◆ SET EXERCISE
Copy the records verbatim from their first line down to and including the line containing "row-label: Reset Password (22, 483, 154, 503)".
═════ GIVEN ENTRIES ═════
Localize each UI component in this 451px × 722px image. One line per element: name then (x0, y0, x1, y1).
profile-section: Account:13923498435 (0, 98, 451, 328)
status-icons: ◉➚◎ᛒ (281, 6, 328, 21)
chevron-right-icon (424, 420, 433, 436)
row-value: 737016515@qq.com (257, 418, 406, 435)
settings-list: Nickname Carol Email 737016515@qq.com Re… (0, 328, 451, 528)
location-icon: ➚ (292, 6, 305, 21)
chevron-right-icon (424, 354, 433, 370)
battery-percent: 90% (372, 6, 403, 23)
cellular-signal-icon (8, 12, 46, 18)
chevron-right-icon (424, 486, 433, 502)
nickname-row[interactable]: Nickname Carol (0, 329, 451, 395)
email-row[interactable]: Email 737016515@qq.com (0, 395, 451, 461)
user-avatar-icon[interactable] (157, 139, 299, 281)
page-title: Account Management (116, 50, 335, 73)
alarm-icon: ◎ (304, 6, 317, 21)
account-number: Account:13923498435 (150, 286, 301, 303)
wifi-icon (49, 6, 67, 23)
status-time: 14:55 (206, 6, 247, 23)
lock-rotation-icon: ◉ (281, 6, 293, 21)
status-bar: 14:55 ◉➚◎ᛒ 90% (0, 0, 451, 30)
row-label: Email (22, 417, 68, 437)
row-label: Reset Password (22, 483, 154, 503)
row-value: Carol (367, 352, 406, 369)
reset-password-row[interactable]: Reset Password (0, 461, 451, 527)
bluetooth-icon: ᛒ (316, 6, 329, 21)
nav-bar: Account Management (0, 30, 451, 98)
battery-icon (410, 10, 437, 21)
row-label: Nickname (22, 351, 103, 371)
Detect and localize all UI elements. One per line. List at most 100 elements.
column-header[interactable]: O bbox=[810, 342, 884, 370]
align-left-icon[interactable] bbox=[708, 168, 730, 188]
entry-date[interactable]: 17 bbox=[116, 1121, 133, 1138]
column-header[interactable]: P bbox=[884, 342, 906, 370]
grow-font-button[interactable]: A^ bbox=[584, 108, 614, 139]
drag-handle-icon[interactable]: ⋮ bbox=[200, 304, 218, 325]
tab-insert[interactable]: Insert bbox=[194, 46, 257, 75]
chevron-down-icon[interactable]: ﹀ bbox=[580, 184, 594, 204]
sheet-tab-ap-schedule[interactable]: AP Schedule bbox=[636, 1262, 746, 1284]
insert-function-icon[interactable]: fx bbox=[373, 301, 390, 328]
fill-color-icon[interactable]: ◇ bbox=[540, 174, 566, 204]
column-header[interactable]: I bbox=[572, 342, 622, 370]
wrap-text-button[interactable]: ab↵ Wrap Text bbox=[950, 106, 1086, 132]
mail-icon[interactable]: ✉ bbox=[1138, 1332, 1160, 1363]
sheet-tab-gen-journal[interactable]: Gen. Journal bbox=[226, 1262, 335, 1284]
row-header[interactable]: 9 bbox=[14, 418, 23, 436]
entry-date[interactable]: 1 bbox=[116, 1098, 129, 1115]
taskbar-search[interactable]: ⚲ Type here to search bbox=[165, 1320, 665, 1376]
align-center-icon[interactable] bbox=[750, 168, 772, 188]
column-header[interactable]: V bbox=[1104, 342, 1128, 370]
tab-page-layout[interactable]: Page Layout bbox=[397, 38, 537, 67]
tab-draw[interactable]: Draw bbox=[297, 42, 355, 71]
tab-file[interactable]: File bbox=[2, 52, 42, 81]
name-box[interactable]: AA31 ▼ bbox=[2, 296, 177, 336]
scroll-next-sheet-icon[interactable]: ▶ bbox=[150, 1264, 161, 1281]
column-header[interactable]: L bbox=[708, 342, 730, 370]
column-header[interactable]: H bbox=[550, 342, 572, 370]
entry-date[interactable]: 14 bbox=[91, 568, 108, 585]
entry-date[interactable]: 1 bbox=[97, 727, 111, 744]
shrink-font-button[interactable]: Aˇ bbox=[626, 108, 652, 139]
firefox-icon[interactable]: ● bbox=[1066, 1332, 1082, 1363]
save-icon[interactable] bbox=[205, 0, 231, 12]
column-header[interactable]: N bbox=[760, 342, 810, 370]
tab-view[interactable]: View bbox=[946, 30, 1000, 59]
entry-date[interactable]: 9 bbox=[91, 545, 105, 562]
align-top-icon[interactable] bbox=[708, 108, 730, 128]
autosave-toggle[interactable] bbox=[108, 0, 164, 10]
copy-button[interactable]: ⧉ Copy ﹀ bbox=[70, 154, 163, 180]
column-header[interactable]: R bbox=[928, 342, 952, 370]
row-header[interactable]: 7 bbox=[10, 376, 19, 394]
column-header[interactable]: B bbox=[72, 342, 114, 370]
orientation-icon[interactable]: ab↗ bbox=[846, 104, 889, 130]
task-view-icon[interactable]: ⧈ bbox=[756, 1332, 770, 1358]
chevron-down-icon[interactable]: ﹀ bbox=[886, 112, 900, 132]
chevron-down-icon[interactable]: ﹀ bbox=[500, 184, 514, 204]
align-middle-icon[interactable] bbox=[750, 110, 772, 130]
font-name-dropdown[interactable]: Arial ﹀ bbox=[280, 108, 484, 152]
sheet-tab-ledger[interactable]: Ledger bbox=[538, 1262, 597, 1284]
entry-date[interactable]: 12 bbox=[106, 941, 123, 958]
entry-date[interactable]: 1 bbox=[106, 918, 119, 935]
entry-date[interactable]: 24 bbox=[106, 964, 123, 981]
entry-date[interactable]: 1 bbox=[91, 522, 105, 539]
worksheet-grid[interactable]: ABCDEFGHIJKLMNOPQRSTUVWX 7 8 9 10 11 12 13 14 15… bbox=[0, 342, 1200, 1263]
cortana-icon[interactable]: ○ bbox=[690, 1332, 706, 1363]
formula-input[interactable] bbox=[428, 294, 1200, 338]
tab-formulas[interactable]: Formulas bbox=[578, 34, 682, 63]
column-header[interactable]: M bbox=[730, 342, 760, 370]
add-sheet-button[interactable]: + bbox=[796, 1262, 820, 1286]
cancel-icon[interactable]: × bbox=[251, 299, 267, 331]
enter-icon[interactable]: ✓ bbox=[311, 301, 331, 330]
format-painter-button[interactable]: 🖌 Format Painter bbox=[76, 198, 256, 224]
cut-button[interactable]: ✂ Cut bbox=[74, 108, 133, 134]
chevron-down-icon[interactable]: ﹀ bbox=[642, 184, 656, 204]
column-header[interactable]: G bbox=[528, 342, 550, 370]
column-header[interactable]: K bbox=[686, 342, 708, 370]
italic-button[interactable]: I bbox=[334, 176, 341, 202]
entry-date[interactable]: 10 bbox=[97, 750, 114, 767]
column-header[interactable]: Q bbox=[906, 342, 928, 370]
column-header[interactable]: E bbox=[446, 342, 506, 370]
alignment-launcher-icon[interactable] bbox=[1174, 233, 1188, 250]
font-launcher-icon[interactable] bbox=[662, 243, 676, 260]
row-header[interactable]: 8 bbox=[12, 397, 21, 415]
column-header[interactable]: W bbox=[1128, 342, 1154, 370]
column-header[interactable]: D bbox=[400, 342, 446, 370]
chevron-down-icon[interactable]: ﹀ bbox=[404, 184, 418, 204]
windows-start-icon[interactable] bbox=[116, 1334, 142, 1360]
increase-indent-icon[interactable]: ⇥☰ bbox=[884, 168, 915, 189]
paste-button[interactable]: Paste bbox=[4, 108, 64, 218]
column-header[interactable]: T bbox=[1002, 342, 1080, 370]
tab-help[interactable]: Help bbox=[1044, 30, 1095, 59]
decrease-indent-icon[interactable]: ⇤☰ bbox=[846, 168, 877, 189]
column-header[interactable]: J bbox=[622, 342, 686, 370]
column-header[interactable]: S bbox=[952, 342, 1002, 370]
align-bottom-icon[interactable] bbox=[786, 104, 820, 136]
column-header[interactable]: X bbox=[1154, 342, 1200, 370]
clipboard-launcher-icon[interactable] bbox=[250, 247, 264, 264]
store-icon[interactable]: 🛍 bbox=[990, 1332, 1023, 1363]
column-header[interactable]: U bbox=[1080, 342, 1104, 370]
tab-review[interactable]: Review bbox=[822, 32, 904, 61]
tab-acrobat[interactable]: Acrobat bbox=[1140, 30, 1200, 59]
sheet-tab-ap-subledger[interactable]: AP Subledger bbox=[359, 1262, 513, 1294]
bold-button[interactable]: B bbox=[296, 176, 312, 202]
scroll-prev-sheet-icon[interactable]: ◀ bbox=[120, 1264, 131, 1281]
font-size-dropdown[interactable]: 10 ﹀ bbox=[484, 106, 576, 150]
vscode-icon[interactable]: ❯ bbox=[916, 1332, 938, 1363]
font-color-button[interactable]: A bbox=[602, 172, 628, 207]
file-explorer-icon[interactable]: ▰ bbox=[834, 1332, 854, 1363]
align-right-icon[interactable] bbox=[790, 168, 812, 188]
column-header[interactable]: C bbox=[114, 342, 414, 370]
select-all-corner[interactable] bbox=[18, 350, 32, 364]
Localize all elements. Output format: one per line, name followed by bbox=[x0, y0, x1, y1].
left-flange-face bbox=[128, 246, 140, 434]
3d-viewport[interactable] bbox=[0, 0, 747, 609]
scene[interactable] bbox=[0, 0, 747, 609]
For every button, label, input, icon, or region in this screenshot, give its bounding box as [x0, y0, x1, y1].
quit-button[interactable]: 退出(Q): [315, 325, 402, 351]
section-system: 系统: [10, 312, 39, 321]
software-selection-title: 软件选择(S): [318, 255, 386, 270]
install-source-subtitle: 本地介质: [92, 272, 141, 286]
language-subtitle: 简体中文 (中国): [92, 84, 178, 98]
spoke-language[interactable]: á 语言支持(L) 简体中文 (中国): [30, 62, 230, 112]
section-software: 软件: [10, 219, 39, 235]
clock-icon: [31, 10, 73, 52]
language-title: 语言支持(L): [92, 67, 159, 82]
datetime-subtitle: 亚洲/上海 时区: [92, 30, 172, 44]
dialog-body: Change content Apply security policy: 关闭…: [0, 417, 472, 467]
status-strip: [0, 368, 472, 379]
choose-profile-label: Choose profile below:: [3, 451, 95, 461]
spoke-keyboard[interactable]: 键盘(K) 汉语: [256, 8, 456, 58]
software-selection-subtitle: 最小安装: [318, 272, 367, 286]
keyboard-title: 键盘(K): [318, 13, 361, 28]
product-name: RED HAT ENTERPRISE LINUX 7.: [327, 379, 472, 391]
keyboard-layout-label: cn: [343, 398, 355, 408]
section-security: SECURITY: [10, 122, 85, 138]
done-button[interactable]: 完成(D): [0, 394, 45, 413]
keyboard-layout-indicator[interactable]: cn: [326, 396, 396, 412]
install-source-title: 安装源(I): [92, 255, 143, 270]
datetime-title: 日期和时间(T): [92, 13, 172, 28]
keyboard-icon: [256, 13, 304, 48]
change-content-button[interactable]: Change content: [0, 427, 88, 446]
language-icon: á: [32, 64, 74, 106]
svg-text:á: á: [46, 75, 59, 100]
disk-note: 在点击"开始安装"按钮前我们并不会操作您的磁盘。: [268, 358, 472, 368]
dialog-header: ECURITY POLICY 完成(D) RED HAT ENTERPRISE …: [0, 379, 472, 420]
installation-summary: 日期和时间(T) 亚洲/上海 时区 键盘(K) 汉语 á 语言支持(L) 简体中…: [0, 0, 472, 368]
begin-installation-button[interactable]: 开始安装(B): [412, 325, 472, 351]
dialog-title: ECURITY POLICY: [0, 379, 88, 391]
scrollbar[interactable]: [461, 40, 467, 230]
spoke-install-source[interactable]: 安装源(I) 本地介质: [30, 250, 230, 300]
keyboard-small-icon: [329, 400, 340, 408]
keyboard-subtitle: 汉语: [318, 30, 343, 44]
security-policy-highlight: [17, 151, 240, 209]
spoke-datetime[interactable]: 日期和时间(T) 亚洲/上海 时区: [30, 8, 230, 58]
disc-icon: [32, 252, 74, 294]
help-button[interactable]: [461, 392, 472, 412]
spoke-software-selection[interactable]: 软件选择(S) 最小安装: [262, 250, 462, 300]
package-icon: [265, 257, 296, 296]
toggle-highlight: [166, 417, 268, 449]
═════
◆ TASK OUTPUT
Localize each UI component in this 451px × 722px image. One line per element: name then (x0, y0, x1, y1).
profile-section: Account:13923498435 (0, 98, 451, 328)
status-icons: ◉➚◎ᛒ (281, 6, 328, 21)
chevron-right-icon (424, 420, 433, 436)
row-value: 737016515@qq.com (257, 418, 406, 435)
settings-list: Nickname Carol Email 737016515@qq.com Re… (0, 328, 451, 528)
location-icon: ➚ (292, 6, 305, 21)
chevron-right-icon (424, 354, 433, 370)
battery-percent: 90% (372, 6, 403, 23)
cellular-signal-icon (8, 12, 46, 18)
chevron-right-icon (424, 486, 433, 502)
nickname-row[interactable]: Nickname Carol (0, 329, 451, 395)
email-row[interactable]: Email 737016515@qq.com (0, 395, 451, 461)
user-avatar-icon[interactable] (157, 139, 299, 281)
page-title: Account Management (116, 50, 335, 73)
alarm-icon: ◎ (304, 6, 317, 21)
account-number: Account:13923498435 (150, 286, 301, 303)
wifi-icon (49, 6, 67, 23)
status-time: 14:55 (206, 6, 247, 23)
lock-rotation-icon: ◉ (281, 6, 293, 21)
status-bar: 14:55 ◉➚◎ᛒ 90% (0, 0, 451, 30)
row-label: Email (22, 417, 68, 437)
row-label: Reset Password (22, 483, 154, 503)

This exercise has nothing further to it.